Data items
——————
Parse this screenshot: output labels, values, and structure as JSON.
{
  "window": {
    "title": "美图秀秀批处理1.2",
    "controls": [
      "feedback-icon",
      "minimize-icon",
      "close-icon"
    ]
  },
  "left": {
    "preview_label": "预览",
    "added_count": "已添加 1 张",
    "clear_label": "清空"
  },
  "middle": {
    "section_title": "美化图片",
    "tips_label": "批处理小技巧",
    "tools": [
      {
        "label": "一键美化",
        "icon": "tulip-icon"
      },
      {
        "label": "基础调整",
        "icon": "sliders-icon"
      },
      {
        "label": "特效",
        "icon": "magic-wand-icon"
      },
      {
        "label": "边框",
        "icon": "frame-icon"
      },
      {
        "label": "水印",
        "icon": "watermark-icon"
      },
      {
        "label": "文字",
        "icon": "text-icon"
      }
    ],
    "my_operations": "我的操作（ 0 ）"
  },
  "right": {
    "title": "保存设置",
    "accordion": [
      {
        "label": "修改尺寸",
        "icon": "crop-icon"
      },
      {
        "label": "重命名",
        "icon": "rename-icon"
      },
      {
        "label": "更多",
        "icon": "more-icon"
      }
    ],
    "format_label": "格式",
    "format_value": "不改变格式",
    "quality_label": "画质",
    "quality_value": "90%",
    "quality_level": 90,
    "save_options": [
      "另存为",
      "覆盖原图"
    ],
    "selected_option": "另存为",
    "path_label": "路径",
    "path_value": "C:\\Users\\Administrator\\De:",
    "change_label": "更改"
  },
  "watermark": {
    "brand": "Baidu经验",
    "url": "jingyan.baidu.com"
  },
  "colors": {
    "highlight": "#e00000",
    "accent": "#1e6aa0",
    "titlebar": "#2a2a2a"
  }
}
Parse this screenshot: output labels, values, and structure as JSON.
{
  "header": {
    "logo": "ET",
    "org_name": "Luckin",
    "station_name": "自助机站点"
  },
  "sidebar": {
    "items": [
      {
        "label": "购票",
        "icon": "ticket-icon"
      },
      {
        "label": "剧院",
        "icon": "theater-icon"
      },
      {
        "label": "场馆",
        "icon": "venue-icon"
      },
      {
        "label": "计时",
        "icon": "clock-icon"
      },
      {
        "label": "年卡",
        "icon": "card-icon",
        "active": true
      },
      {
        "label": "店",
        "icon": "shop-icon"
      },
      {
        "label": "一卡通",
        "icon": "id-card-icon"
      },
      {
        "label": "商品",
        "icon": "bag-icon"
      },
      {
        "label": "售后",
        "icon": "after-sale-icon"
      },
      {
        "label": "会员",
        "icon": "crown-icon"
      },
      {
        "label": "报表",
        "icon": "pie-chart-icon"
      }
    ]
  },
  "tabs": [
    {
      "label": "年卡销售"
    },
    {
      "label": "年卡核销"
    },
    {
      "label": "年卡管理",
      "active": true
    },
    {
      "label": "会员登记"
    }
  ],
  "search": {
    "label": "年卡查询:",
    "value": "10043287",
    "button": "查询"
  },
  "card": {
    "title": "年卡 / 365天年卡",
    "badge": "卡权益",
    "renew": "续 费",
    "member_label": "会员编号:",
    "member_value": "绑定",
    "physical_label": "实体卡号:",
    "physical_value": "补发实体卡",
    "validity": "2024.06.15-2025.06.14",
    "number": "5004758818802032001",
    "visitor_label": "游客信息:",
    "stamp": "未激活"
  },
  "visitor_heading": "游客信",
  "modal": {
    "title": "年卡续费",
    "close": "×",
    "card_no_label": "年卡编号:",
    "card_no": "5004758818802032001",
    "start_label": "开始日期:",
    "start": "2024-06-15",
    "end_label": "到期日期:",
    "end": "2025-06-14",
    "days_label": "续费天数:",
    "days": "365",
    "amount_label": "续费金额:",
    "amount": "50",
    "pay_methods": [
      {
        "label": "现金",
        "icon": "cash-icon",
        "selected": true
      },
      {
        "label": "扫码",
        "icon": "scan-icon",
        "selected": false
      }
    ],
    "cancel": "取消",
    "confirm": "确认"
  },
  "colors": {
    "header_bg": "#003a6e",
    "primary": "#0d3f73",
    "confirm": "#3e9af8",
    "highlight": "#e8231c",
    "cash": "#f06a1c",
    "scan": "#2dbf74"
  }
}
——————
* [Work to do]:
Extract all of the data shown above without alteration.

* [Completed exercise]:
Parse this screenshot: output labels, values, and structure as JSON.
{
  "window": {
    "title": "美图秀秀批处理1.2",
    "controls": [
      "feedback-icon",
      "minimize-icon",
      "close-icon"
    ]
  },
  "left": {
    "preview_label": "预览",
    "added_count": "已添加 1 张",
    "clear_label": "清空"
  },
  "middle": {
    "section_title": "美化图片",
    "tips_label": "批处理小技巧",
    "tools": [
      {
        "label": "一键美化",
        "icon": "tulip-icon"
      },
      {
        "label": "基础调整",
        "icon": "sliders-icon"
      },
      {
        "label": "特效",
        "icon": "magic-wand-icon"
      },
      {
        "label": "边框",
        "icon": "frame-icon"
      },
      {
        "label": "水印",
        "icon": "watermark-icon"
      },
      {
        "label": "文字",
        "icon": "text-icon"
      }
    ],
    "my_operations": "我的操作（ 0 ）"
  },
  "right": {
    "title": "保存设置",
    "accordion": [
      {
        "label": "修改尺寸",
        "icon": "crop-icon"
      },
      {
        "label": "重命名",
        "icon": "rename-icon"
      },
      {
        "label": "更多",
        "icon": "more-icon"
      }
    ],
    "format_label": "格式",
    "format_value": "不改变格式",
    "quality_label": "画质",
    "quality_value": "90%",
    "quality_level": 90,
    "save_options": [
      "另存为",
      "覆盖原图"
    ],
    "selected_option": "另存为",
    "path_label": "路径",
    "path_value": "C:\\Users\\Administrator\\De:",
    "change_label": "更改"
  },
  "watermark": {
    "brand": "Baidu经验",
    "url": "jingyan.baidu.com"
  },
  "colors": {
    "highlight": "#e00000",
    "accent": "#1e6aa0",
    "titlebar": "#2a2a2a"
  }
}
Parse this screenshot: output labels, values, and structure as JSON.
{
  "header": {
    "logo": "ET",
    "org_name": "Luckin",
    "station_name": "自助机站点"
  },
  "sidebar": {
    "items": [
      {
        "label": "购票",
        "icon": "ticket-icon"
      },
      {
        "label": "剧院",
        "icon": "theater-icon"
      },
      {
        "label": "场馆",
        "icon": "venue-icon"
      },
      {
        "label": "计时",
        "icon": "clock-icon"
      },
      {
        "label": "年卡",
        "icon": "card-icon",
        "active": true
      },
      {
        "label": "店",
        "icon": "shop-icon"
      },
      {
        "label": "一卡通",
        "icon": "id-card-icon"
      },
      {
        "label": "商品",
        "icon": "bag-icon"
      },
      {
        "label": "售后",
        "icon": "after-sale-icon"
      },
      {
        "label": "会员",
        "icon": "crown-icon"
      },
      {
        "label": "报表",
        "icon": "pie-chart-icon"
      }
    ]
  },
  "tabs": [
    {
      "label": "年卡销售"
    },
    {
      "label": "年卡核销"
    },
    {
      "label": "年卡管理",
      "active": true
    },
    {
      "label": "会员登记"
    }
  ],
  "search": {
    "label": "年卡查询:",
    "value": "10043287",
    "button": "查询"
  },
  "card": {
    "title": "年卡 / 365天年卡",
    "badge": "卡权益",
    "renew": "续 费",
    "member_label": "会员编号:",
    "member_value": "绑定",
    "physical_label": "实体卡号:",
    "physical_value": "补发实体卡",
    "validity": "2024.06.15-2025.06.14",
    "number": "5004758818802032001",
    "visitor_label": "游客信息:",
    "stamp": "未激活"
  },
  "visitor_heading": "游客信",
  "modal": {
    "title": "年卡续费",
    "close": "×",
    "card_no_label": "年卡编号:",
    "card_no": "5004758818802032001",
    "start_label": "开始日期:",
    "start": "2024-06-15",
    "end_label": "到期日期:",
    "end": "2025-06-14",
    "days_label": "续费天数:",
    "days": "365",
    "amount_label": "续费金额:",
    "amount": "50",
    "pay_methods": [
      {
        "label": "现金",
        "icon": "cash-icon",
        "selected": true
      },
      {
        "label": "扫码",
        "icon": "scan-icon",
        "selected": false
      }
    ],
    "cancel": "取消",
    "confirm": "确认"
  },
  "colors": {
    "header_bg": "#003a6e",
    "primary": "#0d3f73",
    "confirm": "#3e9af8",
    "highlight": "#e8231c",
    "cash": "#f06a1c",
    "scan": "#2dbf74"
  }
}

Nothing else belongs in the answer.